### Task goal
Wherever the word "theme" turns up in a line of the entries, copy that line.

### Available records
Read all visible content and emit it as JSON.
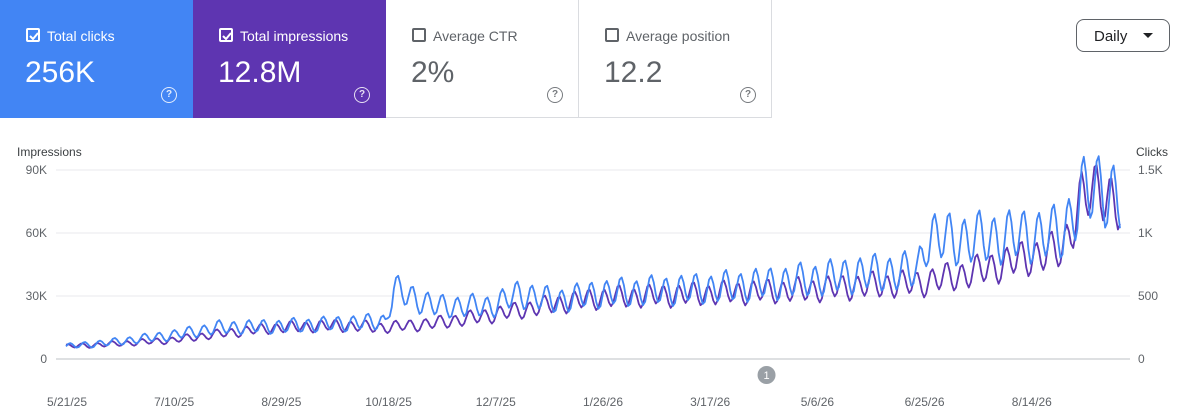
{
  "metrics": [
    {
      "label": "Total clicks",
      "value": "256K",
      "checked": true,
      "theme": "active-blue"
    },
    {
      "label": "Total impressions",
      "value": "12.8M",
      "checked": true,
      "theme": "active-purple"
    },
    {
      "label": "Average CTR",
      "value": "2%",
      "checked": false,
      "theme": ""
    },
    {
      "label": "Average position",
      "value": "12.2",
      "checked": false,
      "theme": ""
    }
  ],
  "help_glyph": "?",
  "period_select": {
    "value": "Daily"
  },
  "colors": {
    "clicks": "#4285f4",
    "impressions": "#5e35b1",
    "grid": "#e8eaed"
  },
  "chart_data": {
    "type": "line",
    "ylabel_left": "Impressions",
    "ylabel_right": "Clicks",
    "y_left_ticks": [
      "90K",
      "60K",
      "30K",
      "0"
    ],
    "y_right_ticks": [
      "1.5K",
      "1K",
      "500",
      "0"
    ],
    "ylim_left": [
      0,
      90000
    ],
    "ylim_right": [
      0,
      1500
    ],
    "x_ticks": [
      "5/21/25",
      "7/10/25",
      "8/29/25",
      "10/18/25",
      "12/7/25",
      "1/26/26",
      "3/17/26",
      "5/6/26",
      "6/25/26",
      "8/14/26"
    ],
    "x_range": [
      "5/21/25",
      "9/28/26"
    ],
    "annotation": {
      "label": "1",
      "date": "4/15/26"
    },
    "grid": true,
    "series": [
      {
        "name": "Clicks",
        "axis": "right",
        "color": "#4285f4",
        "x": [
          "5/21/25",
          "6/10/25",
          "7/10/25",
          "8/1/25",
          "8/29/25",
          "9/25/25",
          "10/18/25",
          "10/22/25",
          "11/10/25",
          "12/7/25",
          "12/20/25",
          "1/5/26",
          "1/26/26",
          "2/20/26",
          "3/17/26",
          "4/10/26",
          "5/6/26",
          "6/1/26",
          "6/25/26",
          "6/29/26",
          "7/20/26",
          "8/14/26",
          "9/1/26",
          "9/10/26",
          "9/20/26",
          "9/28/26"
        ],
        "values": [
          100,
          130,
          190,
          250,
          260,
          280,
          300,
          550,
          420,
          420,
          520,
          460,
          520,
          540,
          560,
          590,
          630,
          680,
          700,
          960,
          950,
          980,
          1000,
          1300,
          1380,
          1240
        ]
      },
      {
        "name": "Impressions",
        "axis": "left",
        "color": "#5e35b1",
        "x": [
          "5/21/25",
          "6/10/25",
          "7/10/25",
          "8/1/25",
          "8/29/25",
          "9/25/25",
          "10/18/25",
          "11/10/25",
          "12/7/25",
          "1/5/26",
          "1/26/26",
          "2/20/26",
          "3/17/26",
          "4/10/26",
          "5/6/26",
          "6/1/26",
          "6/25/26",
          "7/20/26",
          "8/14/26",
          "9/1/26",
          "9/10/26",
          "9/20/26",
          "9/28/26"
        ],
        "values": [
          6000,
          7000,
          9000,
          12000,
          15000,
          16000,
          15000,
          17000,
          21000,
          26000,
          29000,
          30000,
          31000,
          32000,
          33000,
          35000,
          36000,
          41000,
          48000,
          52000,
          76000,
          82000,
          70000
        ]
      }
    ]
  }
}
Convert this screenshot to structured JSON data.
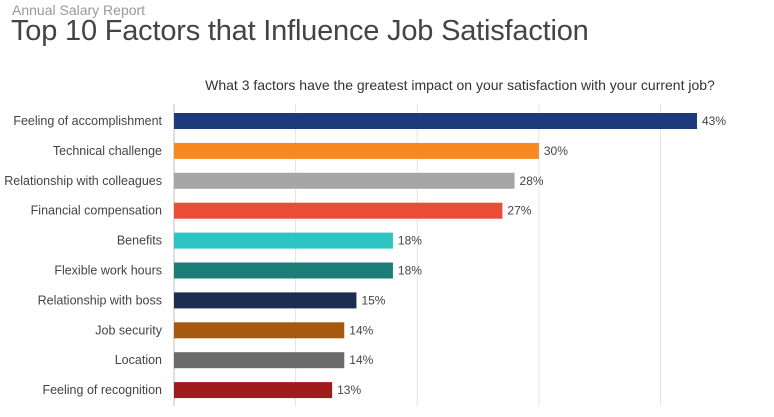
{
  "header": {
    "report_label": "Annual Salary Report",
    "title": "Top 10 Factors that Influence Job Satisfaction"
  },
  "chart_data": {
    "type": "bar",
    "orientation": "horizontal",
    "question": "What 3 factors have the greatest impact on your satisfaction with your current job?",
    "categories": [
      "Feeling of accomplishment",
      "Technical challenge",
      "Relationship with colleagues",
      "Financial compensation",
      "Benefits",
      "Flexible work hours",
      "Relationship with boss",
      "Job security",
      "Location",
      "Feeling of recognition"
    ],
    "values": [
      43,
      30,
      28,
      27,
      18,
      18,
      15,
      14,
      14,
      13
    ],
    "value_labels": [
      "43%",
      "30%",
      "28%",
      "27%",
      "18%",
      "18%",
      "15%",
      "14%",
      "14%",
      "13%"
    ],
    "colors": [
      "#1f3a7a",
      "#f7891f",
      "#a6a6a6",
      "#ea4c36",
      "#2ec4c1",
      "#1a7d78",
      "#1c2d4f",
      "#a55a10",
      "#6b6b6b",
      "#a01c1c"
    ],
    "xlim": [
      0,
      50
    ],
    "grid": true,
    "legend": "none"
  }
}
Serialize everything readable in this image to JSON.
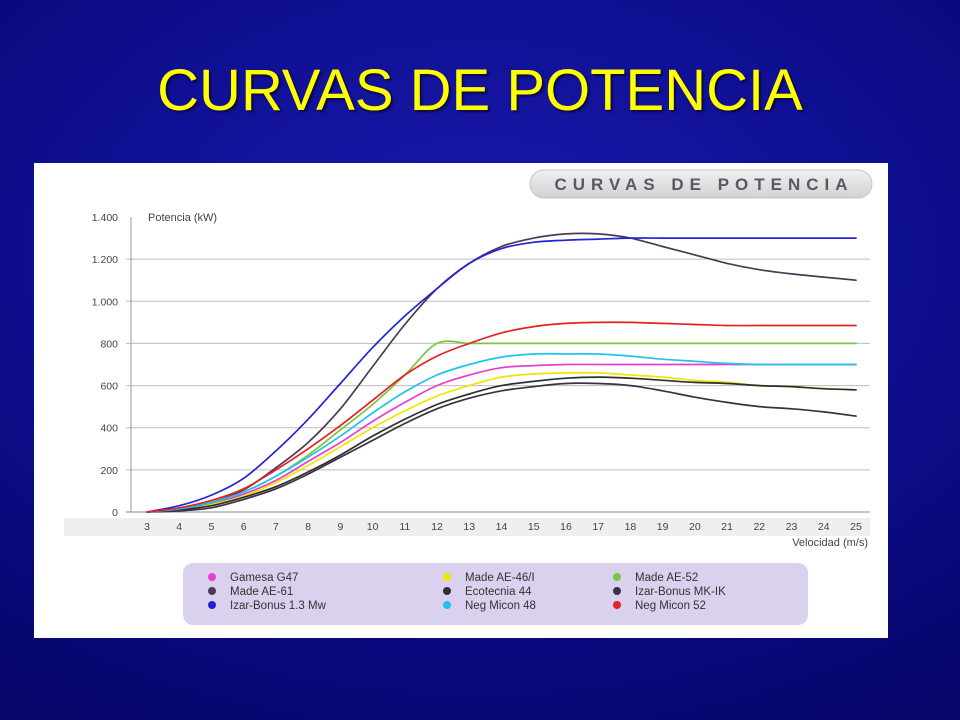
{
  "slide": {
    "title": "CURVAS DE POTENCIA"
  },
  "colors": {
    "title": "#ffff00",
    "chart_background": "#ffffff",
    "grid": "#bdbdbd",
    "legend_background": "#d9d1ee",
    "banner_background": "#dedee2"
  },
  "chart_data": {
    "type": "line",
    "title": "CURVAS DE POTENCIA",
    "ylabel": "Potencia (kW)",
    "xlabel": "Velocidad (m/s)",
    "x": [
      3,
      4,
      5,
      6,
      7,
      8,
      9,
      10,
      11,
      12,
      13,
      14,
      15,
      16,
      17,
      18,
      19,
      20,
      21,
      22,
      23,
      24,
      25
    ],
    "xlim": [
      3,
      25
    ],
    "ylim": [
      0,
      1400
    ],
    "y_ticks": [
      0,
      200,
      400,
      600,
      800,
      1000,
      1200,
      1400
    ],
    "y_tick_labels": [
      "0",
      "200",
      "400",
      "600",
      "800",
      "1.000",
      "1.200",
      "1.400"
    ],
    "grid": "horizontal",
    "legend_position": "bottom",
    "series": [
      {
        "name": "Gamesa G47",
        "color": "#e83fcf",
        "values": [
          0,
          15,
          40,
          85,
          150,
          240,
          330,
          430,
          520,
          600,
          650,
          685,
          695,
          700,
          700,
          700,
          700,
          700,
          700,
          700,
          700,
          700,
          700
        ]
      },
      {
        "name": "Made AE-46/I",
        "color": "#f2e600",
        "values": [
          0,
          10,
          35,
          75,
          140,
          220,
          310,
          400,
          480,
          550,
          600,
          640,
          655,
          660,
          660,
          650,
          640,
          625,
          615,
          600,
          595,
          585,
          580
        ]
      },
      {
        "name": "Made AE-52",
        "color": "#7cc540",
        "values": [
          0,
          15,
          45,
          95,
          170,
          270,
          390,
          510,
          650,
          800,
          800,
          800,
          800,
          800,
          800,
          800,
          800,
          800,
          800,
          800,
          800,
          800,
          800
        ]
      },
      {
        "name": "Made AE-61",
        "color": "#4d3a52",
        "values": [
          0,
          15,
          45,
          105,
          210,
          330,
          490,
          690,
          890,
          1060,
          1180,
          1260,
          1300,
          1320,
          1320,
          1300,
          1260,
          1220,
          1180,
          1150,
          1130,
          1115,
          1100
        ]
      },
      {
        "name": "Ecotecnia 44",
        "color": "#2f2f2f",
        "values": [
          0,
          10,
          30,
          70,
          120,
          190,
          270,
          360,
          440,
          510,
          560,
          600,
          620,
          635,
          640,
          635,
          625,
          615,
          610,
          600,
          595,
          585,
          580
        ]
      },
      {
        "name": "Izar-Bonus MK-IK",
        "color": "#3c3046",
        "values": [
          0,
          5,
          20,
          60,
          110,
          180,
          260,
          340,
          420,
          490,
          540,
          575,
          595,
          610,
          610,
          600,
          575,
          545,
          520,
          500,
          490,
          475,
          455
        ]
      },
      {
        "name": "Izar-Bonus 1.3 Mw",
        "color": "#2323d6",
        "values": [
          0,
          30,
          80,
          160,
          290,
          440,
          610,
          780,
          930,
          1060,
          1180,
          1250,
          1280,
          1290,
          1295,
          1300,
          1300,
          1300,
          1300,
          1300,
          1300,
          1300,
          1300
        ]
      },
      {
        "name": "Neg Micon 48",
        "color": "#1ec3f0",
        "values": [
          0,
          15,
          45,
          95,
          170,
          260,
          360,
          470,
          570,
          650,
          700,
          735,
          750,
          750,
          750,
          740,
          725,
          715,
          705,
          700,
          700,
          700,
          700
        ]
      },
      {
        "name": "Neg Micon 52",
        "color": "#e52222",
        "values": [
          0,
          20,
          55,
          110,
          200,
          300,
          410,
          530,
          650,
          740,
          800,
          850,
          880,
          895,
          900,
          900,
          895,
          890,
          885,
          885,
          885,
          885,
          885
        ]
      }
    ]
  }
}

### Reply to the task
      "theme": "active-blue"
      "theme": "active-purple"
      "theme": ""
      "theme": ""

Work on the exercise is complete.